⟨
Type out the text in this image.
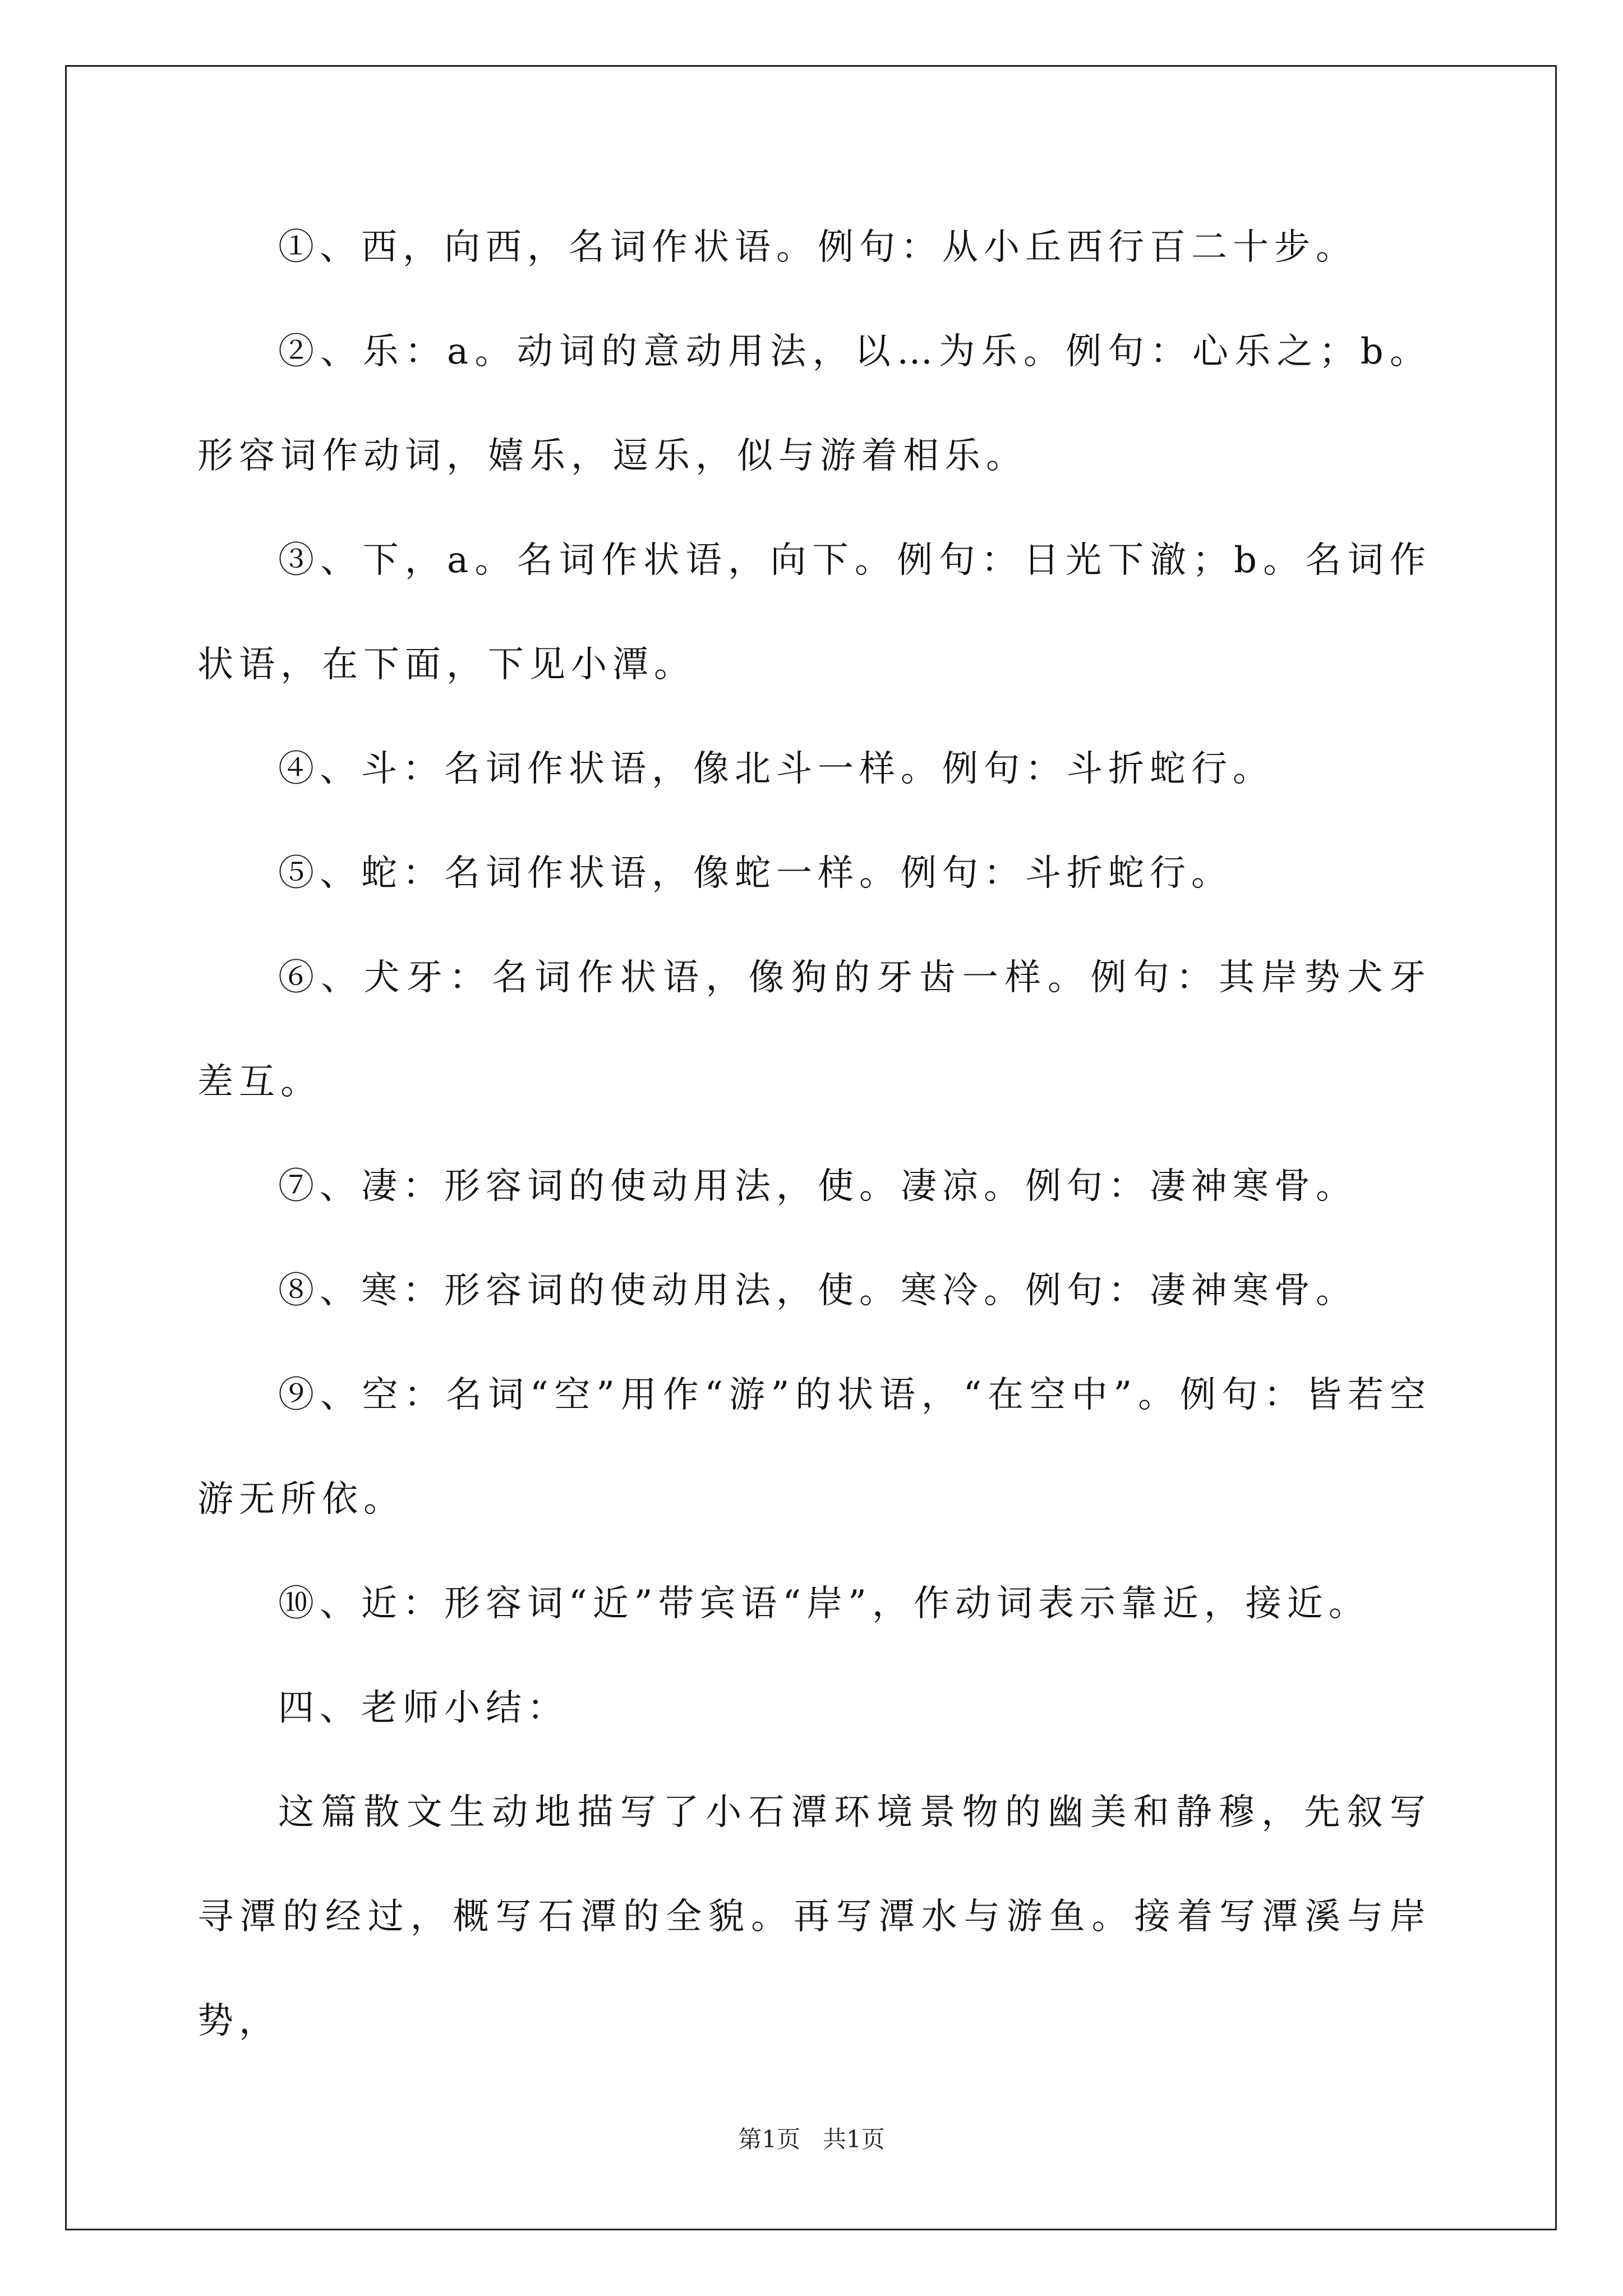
①、西，向西，名词作状语。例句：从小丘西行百二十步。

②、乐：a。动词的意动用法，以…为乐。例句：心乐之；b。形容词作动词，嬉乐，逗乐，似与游着相乐。

③、下，a。名词作状语，向下。例句：日光下澈；b。名词作状语，在下面，下见小潭。

④、斗：名词作状语，像北斗一样。例句：斗折蛇行。

⑤、蛇：名词作状语，像蛇一样。例句：斗折蛇行。

⑥、犬牙：名词作状语，像狗的牙齿一样。例句：其岸势犬牙差互。

⑦、凄：形容词的使动用法，使。凄凉。例句：凄神寒骨。

⑧、寒：形容词的使动用法，使。寒冷。例句：凄神寒骨。

⑨、空：名词“空”用作“游”的状语，“在空中”。例句：皆若空游无所依。

⑩、近：形容词“近”带宾语“岸”，作动词表示靠近，接近。

四、老师小结：

这篇散文生动地描写了小石潭环境景物的幽美和静穆，先叙写寻潭的经过，概写石潭的全貌。再写潭水与游鱼。接着写潭溪与岸势，

第1页 共1页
⟩
• _WHAT THE EXERCISE ASKS_: Give back each entry exactly as it appears, with no pictures.

• _TASK RESPONSE_:
Type out the text in this image.
①、西，向西，名词作状语。例句：从小丘西行百二十步。

②、乐：a。动词的意动用法，以…为乐。例句：心乐之；b。形容词作动词，嬉乐，逗乐，似与游着相乐。

③、下，a。名词作状语，向下。例句：日光下澈；b。名词作状语，在下面，下见小潭。

④、斗：名词作状语，像北斗一样。例句：斗折蛇行。

⑤、蛇：名词作状语，像蛇一样。例句：斗折蛇行。

⑥、犬牙：名词作状语，像狗的牙齿一样。例句：其岸势犬牙差互。

⑦、凄：形容词的使动用法，使。凄凉。例句：凄神寒骨。

⑧、寒：形容词的使动用法，使。寒冷。例句：凄神寒骨。

⑨、空：名词“空”用作“游”的状语，“在空中”。例句：皆若空游无所依。

⑩、近：形容词“近”带宾语“岸”，作动词表示靠近，接近。

四、老师小结：

这篇散文生动地描写了小石潭环境景物的幽美和静穆，先叙写寻潭的经过，概写石潭的全貌。再写潭水与游鱼。接着写潭溪与岸势，

第1页 共1页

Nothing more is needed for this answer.